> **Short exercise**: Leave out the pictures and repeat everything else in the records exactly.

> **Data shown**:
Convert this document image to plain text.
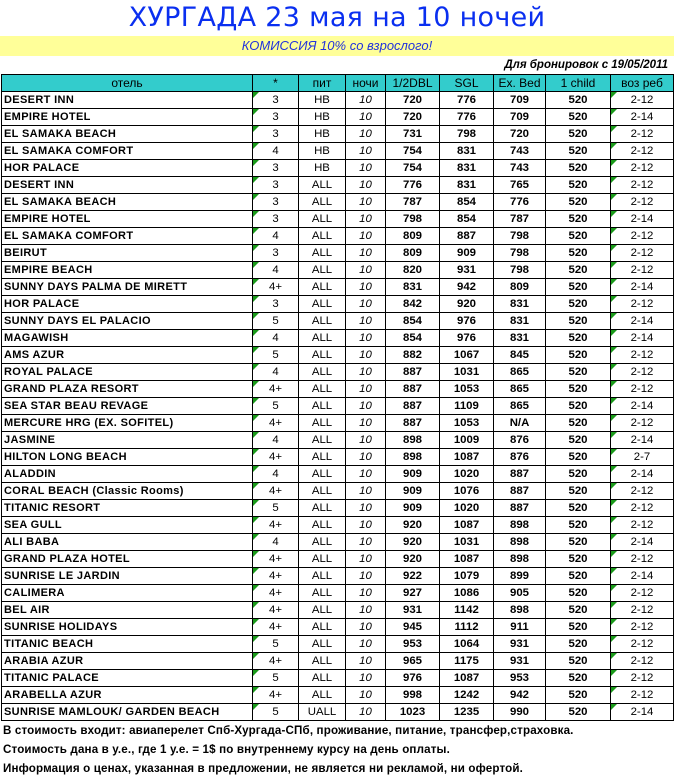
ХУРГАДА 23 мая на 10 ночей
КОМИССИЯ 10% со взрослого!
Для бронировок с 19/05/2011
отель	*	пит	ночи	1/2DBL	SGL	Ex. Bed	1 child	воз реб
DESERT INN	3	HB	10	720	776	709	520	2-12
EMPIRE HOTEL	3	HB	10	720	776	709	520	2-14
EL SAMAKA BEACH	3	HB	10	731	798	720	520	2-12
EL SAMAKA COMFORT	4	HB	10	754	831	743	520	2-12
HOR PALACE	3	HB	10	754	831	743	520	2-12
DESERT INN	3	ALL	10	776	831	765	520	2-12
EL SAMAKA BEACH	3	ALL	10	787	854	776	520	2-12
EMPIRE HOTEL	3	ALL	10	798	854	787	520	2-14
EL SAMAKA COMFORT	4	ALL	10	809	887	798	520	2-12
BEIRUT	3	ALL	10	809	909	798	520	2-12
EMPIRE BEACH	4	ALL	10	820	931	798	520	2-12
SUNNY DAYS PALMA DE MIRETT	4+	ALL	10	831	942	809	520	2-14
HOR PALACE	3	ALL	10	842	920	831	520	2-12
SUNNY DAYS EL PALACIO	5	ALL	10	854	976	831	520	2-14
MAGAWISH	4	ALL	10	854	976	831	520	2-14
AMS AZUR	5	ALL	10	882	1067	845	520	2-12
ROYAL PALACE	4	ALL	10	887	1031	865	520	2-12
GRAND PLAZA RESORT	4+	ALL	10	887	1053	865	520	2-12
SEA STAR BEAU REVAGE	5	ALL	10	887	1109	865	520	2-14
MERCURE HRG (EX. SOFITEL)	4+	ALL	10	887	1053	N/A	520	2-12
JASMINE	4	ALL	10	898	1009	876	520	2-14
HILTON LONG BEACH	4+	ALL	10	898	1087	876	520	2-7
ALADDIN	4	ALL	10	909	1020	887	520	2-14
CORAL BEACH (Classic Rooms)	4+	ALL	10	909	1076	887	520	2-12
TITANIC RESORT	5	ALL	10	909	1020	887	520	2-12
SEA GULL	4+	ALL	10	920	1087	898	520	2-12
ALI BABA	4	ALL	10	920	1031	898	520	2-14
GRAND PLAZA HOTEL	4+	ALL	10	920	1087	898	520	2-12
SUNRISE LE JARDIN	4+	ALL	10	922	1079	899	520	2-14
CALIMERA	4+	ALL	10	927	1086	905	520	2-12
BEL AIR	4+	ALL	10	931	1142	898	520	2-12
SUNRISE HOLIDAYS	4+	ALL	10	945	1112	911	520	2-12
TITANIC BEACH	5	ALL	10	953	1064	931	520	2-12
ARABIA AZUR	4+	ALL	10	965	1175	931	520	2-12
TITANIC PALACE	5	ALL	10	976	1087	953	520	2-12
ARABELLA AZUR	4+	ALL	10	998	1242	942	520	2-12
SUNRISE MAMLOUK/ GARDEN BEACH	5	UALL	10	1023	1235	990	520	2-14
В стоимость входит: авиаперелет Спб-Хургада-СПб, проживание, питание, трансфер,страховка.
Стоимость дана в у.е., где 1 у.е. = 1$ по внутреннему курсу на день оплаты.
Информация о ценах, указанная в предложении, не является ни рекламой, ни офертой.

> **Solution to the exercise**:
Convert this document image to plain text.
ХУРГАДА 23 мая на 10 ночей
КОМИССИЯ 10% со взрослого!
Для бронировок с 19/05/2011
отель	*	пит	ночи	1/2DBL	SGL	Ex. Bed	1 child	воз реб
DESERT INN	3	HB	10	720	776	709	520	2-12
EMPIRE HOTEL	3	HB	10	720	776	709	520	2-14
EL SAMAKA BEACH	3	HB	10	731	798	720	520	2-12
EL SAMAKA COMFORT	4	HB	10	754	831	743	520	2-12
HOR PALACE	3	HB	10	754	831	743	520	2-12
DESERT INN	3	ALL	10	776	831	765	520	2-12
EL SAMAKA BEACH	3	ALL	10	787	854	776	520	2-12
EMPIRE HOTEL	3	ALL	10	798	854	787	520	2-14
EL SAMAKA COMFORT	4	ALL	10	809	887	798	520	2-12
BEIRUT	3	ALL	10	809	909	798	520	2-12
EMPIRE BEACH	4	ALL	10	820	931	798	520	2-12
SUNNY DAYS PALMA DE MIRETT	4+	ALL	10	831	942	809	520	2-14
HOR PALACE	3	ALL	10	842	920	831	520	2-12
SUNNY DAYS EL PALACIO	5	ALL	10	854	976	831	520	2-14
MAGAWISH	4	ALL	10	854	976	831	520	2-14
AMS AZUR	5	ALL	10	882	1067	845	520	2-12
ROYAL PALACE	4	ALL	10	887	1031	865	520	2-12
GRAND PLAZA RESORT	4+	ALL	10	887	1053	865	520	2-12
SEA STAR BEAU REVAGE	5	ALL	10	887	1109	865	520	2-14
MERCURE HRG (EX. SOFITEL)	4+	ALL	10	887	1053	N/A	520	2-12
JASMINE	4	ALL	10	898	1009	876	520	2-14
HILTON LONG BEACH	4+	ALL	10	898	1087	876	520	2-7
ALADDIN	4	ALL	10	909	1020	887	520	2-14
CORAL BEACH (Classic Rooms)	4+	ALL	10	909	1076	887	520	2-12
TITANIC RESORT	5	ALL	10	909	1020	887	520	2-12
SEA GULL	4+	ALL	10	920	1087	898	520	2-12
ALI BABA	4	ALL	10	920	1031	898	520	2-14
GRAND PLAZA HOTEL	4+	ALL	10	920	1087	898	520	2-12
SUNRISE LE JARDIN	4+	ALL	10	922	1079	899	520	2-14
CALIMERA	4+	ALL	10	927	1086	905	520	2-12
BEL AIR	4+	ALL	10	931	1142	898	520	2-12
SUNRISE HOLIDAYS	4+	ALL	10	945	1112	911	520	2-12
TITANIC BEACH	5	ALL	10	953	1064	931	520	2-12
ARABIA AZUR	4+	ALL	10	965	1175	931	520	2-12
TITANIC PALACE	5	ALL	10	976	1087	953	520	2-12
ARABELLA AZUR	4+	ALL	10	998	1242	942	520	2-12
SUNRISE MAMLOUK/ GARDEN BEACH	5	UALL	10	1023	1235	990	520	2-14
В стоимость входит: авиаперелет Спб-Хургада-СПб, проживание, питание, трансфер,страховка.
Стоимость дана в у.е., где 1 у.е. = 1$ по внутреннему курсу на день оплаты.
Информация о ценах, указанная в предложении, не является ни рекламой, ни офертой.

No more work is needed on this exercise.